Aim> Print each line of the listing once more, precisely as given.

Data rows>
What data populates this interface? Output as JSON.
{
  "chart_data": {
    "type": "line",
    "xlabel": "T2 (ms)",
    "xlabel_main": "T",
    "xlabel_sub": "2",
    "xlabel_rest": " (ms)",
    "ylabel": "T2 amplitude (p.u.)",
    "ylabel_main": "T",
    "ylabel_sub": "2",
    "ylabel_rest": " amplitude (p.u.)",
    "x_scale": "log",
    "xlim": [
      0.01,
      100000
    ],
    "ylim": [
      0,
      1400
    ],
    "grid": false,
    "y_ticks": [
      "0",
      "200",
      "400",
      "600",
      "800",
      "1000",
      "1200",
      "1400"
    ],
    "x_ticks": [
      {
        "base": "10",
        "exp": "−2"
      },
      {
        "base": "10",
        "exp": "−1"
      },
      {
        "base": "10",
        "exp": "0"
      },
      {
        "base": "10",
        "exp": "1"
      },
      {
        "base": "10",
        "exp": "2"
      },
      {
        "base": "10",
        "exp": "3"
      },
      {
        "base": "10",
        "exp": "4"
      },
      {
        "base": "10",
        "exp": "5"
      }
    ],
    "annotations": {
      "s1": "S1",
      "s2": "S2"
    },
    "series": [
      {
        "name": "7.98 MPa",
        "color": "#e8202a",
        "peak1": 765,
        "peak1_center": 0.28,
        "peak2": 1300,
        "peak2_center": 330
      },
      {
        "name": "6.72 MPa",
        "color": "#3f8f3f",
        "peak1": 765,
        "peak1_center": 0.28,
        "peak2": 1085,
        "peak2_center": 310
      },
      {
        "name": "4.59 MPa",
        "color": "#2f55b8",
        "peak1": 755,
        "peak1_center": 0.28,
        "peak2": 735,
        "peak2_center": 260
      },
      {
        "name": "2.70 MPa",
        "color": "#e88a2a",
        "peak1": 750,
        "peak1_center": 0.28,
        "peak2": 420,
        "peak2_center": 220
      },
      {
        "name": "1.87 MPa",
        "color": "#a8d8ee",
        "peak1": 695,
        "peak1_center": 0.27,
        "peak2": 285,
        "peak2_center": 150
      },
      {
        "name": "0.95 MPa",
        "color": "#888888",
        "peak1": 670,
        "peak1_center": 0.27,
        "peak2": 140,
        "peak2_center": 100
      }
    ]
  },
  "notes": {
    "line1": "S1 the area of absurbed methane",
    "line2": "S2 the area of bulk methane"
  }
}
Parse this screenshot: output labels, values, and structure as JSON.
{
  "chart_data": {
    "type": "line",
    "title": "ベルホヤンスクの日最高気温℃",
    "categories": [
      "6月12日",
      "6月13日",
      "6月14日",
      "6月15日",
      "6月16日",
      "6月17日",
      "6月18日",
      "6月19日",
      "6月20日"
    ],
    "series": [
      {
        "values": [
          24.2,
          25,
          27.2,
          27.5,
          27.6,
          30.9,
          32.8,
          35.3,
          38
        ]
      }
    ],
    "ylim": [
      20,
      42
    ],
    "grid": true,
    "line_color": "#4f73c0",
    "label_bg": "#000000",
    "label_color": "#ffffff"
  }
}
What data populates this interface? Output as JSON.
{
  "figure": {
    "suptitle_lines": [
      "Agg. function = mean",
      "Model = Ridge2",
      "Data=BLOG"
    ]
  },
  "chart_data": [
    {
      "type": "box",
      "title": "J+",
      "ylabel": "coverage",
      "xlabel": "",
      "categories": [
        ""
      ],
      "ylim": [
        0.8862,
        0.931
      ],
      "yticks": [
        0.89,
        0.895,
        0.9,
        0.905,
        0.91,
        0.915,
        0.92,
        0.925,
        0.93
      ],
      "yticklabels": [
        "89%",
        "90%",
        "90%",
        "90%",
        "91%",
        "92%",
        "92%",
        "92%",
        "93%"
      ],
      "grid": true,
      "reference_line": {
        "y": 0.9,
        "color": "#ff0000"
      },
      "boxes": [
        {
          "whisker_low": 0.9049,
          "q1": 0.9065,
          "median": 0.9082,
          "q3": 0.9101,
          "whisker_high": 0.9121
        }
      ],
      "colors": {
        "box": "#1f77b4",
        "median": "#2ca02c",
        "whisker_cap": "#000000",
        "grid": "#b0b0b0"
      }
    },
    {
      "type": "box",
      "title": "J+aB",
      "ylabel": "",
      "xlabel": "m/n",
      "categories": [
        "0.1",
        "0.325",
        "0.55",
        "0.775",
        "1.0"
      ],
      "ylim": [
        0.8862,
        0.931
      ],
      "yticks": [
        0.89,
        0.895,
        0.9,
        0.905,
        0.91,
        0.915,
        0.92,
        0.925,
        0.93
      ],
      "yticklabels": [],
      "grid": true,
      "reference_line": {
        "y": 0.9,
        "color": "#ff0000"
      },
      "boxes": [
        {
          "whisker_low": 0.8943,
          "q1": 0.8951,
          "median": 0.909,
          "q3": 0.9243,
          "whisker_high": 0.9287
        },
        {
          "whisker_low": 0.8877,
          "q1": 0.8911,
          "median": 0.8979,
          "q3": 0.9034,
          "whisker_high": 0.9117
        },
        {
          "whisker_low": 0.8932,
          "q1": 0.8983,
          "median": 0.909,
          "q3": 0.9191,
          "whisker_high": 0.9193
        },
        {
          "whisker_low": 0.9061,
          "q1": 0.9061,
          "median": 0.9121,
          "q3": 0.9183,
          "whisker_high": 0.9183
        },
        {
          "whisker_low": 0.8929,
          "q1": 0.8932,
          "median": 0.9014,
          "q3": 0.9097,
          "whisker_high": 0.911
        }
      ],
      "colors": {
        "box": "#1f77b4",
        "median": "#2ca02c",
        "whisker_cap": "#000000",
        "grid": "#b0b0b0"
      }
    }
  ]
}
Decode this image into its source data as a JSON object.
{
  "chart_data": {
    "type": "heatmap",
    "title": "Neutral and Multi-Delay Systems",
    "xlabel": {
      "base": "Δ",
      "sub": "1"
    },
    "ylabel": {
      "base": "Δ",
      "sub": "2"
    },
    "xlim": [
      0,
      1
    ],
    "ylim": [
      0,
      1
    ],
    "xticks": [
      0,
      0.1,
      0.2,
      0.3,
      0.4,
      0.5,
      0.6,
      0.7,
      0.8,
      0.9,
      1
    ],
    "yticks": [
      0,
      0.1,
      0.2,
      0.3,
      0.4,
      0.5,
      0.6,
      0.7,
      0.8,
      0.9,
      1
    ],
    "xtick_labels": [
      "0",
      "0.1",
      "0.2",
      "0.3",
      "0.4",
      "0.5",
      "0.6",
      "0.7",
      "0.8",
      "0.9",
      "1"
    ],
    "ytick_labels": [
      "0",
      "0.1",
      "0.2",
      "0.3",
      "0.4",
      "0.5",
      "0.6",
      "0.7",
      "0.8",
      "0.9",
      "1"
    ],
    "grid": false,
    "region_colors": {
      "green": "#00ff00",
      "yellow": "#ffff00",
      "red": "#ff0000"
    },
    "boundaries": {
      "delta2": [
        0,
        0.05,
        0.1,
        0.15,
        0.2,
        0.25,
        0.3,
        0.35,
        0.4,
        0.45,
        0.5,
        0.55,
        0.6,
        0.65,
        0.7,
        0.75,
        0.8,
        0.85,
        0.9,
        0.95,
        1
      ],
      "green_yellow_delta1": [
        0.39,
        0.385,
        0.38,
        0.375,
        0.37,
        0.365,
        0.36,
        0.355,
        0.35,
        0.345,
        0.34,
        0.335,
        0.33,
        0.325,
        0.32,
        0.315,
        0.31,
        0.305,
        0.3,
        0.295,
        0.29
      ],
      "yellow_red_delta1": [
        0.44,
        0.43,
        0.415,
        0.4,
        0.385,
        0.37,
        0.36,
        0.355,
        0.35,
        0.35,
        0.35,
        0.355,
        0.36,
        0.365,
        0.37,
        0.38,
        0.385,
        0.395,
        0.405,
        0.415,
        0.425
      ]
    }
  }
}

Finished exercise>
What data populates this interface? Output as JSON.
{
  "chart_data": {
    "type": "line",
    "xlabel": "T2 (ms)",
    "xlabel_main": "T",
    "xlabel_sub": "2",
    "xlabel_rest": " (ms)",
    "ylabel": "T2 amplitude (p.u.)",
    "ylabel_main": "T",
    "ylabel_sub": "2",
    "ylabel_rest": " amplitude (p.u.)",
    "x_scale": "log",
    "xlim": [
      0.01,
      100000
    ],
    "ylim": [
      0,
      1400
    ],
    "grid": false,
    "y_ticks": [
      "0",
      "200",
      "400",
      "600",
      "800",
      "1000",
      "1200",
      "1400"
    ],
    "x_ticks": [
      {
        "base": "10",
        "exp": "−2"
      },
      {
        "base": "10",
        "exp": "−1"
      },
      {
        "base": "10",
        "exp": "0"
      },
      {
        "base": "10",
        "exp": "1"
      },
      {
        "base": "10",
        "exp": "2"
      },
      {
        "base": "10",
        "exp": "3"
      },
      {
        "base": "10",
        "exp": "4"
      },
      {
        "base": "10",
        "exp": "5"
      }
    ],
    "annotations": {
      "s1": "S1",
      "s2": "S2"
    },
    "series": [
      {
        "name": "7.98 MPa",
        "color": "#e8202a",
        "peak1": 765,
        "peak1_center": 0.28,
        "peak2": 1300,
        "peak2_center": 330
      },
      {
        "name": "6.72 MPa",
        "color": "#3f8f3f",
        "peak1": 765,
        "peak1_center": 0.28,
        "peak2": 1085,
        "peak2_center": 310
      },
      {
        "name": "4.59 MPa",
        "color": "#2f55b8",
        "peak1": 755,
        "peak1_center": 0.28,
        "peak2": 735,
        "peak2_center": 260
      },
      {
        "name": "2.70 MPa",
        "color": "#e88a2a",
        "peak1": 750,
        "peak1_center": 0.28,
        "peak2": 420,
        "peak2_center": 220
      },
      {
        "name": "1.87 MPa",
        "color": "#a8d8ee",
        "peak1": 695,
        "peak1_center": 0.27,
        "peak2": 285,
        "peak2_center": 150
      },
      {
        "name": "0.95 MPa",
        "color": "#888888",
        "peak1": 670,
        "peak1_center": 0.27,
        "peak2": 140,
        "peak2_center": 100
      }
    ]
  },
  "notes": {
    "line1": "S1 the area of absurbed methane",
    "line2": "S2 the area of bulk methane"
  }
}
Parse this screenshot: output labels, values, and structure as JSON.
{
  "chart_data": {
    "type": "line",
    "title": "ベルホヤンスクの日最高気温℃",
    "categories": [
      "6月12日",
      "6月13日",
      "6月14日",
      "6月15日",
      "6月16日",
      "6月17日",
      "6月18日",
      "6月19日",
      "6月20日"
    ],
    "series": [
      {
        "values": [
          24.2,
          25,
          27.2,
          27.5,
          27.6,
          30.9,
          32.8,
          35.3,
          38
        ]
      }
    ],
    "ylim": [
      20,
      42
    ],
    "grid": true,
    "line_color": "#4f73c0",
    "label_bg": "#000000",
    "label_color": "#ffffff"
  }
}
What data populates this interface? Output as JSON.
{
  "figure": {
    "suptitle_lines": [
      "Agg. function = mean",
      "Model = Ridge2",
      "Data=BLOG"
    ]
  },
  "chart_data": [
    {
      "type": "box",
      "title": "J+",
      "ylabel": "coverage",
      "xlabel": "",
      "categories": [
        ""
      ],
      "ylim": [
        0.8862,
        0.931
      ],
      "yticks": [
        0.89,
        0.895,
        0.9,
        0.905,
        0.91,
        0.915,
        0.92,
        0.925,
        0.93
      ],
      "yticklabels": [
        "89%",
        "90%",
        "90%",
        "90%",
        "91%",
        "92%",
        "92%",
        "92%",
        "93%"
      ],
      "grid": true,
      "reference_line": {
        "y": 0.9,
        "color": "#ff0000"
      },
      "boxes": [
        {
          "whisker_low": 0.9049,
          "q1": 0.9065,
          "median": 0.9082,
          "q3": 0.9101,
          "whisker_high": 0.9121
        }
      ],
      "colors": {
        "box": "#1f77b4",
        "median": "#2ca02c",
        "whisker_cap": "#000000",
        "grid": "#b0b0b0"
      }
    },
    {
      "type": "box",
      "title": "J+aB",
      "ylabel": "",
      "xlabel": "m/n",
      "categories": [
        "0.1",
        "0.325",
        "0.55",
        "0.775",
        "1.0"
      ],
      "ylim": [
        0.8862,
        0.931
      ],
      "yticks": [
        0.89,
        0.895,
        0.9,
        0.905,
        0.91,
        0.915,
        0.92,
        0.925,
        0.93
      ],
      "yticklabels": [],
      "grid": true,
      "reference_line": {
        "y": 0.9,
        "color": "#ff0000"
      },
      "boxes": [
        {
          "whisker_low": 0.8943,
          "q1": 0.8951,
          "median": 0.909,
          "q3": 0.9243,
          "whisker_high": 0.9287
        },
        {
          "whisker_low": 0.8877,
          "q1": 0.8911,
          "median": 0.8979,
          "q3": 0.9034,
          "whisker_high": 0.9117
        },
        {
          "whisker_low": 0.8932,
          "q1": 0.8983,
          "median": 0.909,
          "q3": 0.9191,
          "whisker_high": 0.9193
        },
        {
          "whisker_low": 0.9061,
          "q1": 0.9061,
          "median": 0.9121,
          "q3": 0.9183,
          "whisker_high": 0.9183
        },
        {
          "whisker_low": 0.8929,
          "q1": 0.8932,
          "median": 0.9014,
          "q3": 0.9097,
          "whisker_high": 0.911
        }
      ],
      "colors": {
        "box": "#1f77b4",
        "median": "#2ca02c",
        "whisker_cap": "#000000",
        "grid": "#b0b0b0"
      }
    }
  ]
}
Decode this image into its source data as a JSON object.
{
  "chart_data": {
    "type": "heatmap",
    "title": "Neutral and Multi-Delay Systems",
    "xlabel": {
      "base": "Δ",
      "sub": "1"
    },
    "ylabel": {
      "base": "Δ",
      "sub": "2"
    },
    "xlim": [
      0,
      1
    ],
    "ylim": [
      0,
      1
    ],
    "xticks": [
      0,
      0.1,
      0.2,
      0.3,
      0.4,
      0.5,
      0.6,
      0.7,
      0.8,
      0.9,
      1
    ],
    "yticks": [
      0,
      0.1,
      0.2,
      0.3,
      0.4,
      0.5,
      0.6,
      0.7,
      0.8,
      0.9,
      1
    ],
    "xtick_labels": [
      "0",
      "0.1",
      "0.2",
      "0.3",
      "0.4",
      "0.5",
      "0.6",
      "0.7",
      "0.8",
      "0.9",
      "1"
    ],
    "ytick_labels": [
      "0",
      "0.1",
      "0.2",
      "0.3",
      "0.4",
      "0.5",
      "0.6",
      "0.7",
      "0.8",
      "0.9",
      "1"
    ],
    "grid": false,
    "region_colors": {
      "green": "#00ff00",
      "yellow": "#ffff00",
      "red": "#ff0000"
    },
    "boundaries": {
      "delta2": [
        0,
        0.05,
        0.1,
        0.15,
        0.2,
        0.25,
        0.3,
        0.35,
        0.4,
        0.45,
        0.5,
        0.55,
        0.6,
        0.65,
        0.7,
        0.75,
        0.8,
        0.85,
        0.9,
        0.95,
        1
      ],
      "green_yellow_delta1": [
        0.39,
        0.385,
        0.38,
        0.375,
        0.37,
        0.365,
        0.36,
        0.355,
        0.35,
        0.345,
        0.34,
        0.335,
        0.33,
        0.325,
        0.32,
        0.315,
        0.31,
        0.305,
        0.3,
        0.295,
        0.29
      ],
      "yellow_red_delta1": [
        0.44,
        0.43,
        0.415,
        0.4,
        0.385,
        0.37,
        0.36,
        0.355,
        0.35,
        0.35,
        0.35,
        0.355,
        0.36,
        0.365,
        0.37,
        0.38,
        0.385,
        0.395,
        0.405,
        0.415,
        0.425
      ]
    }
  }
}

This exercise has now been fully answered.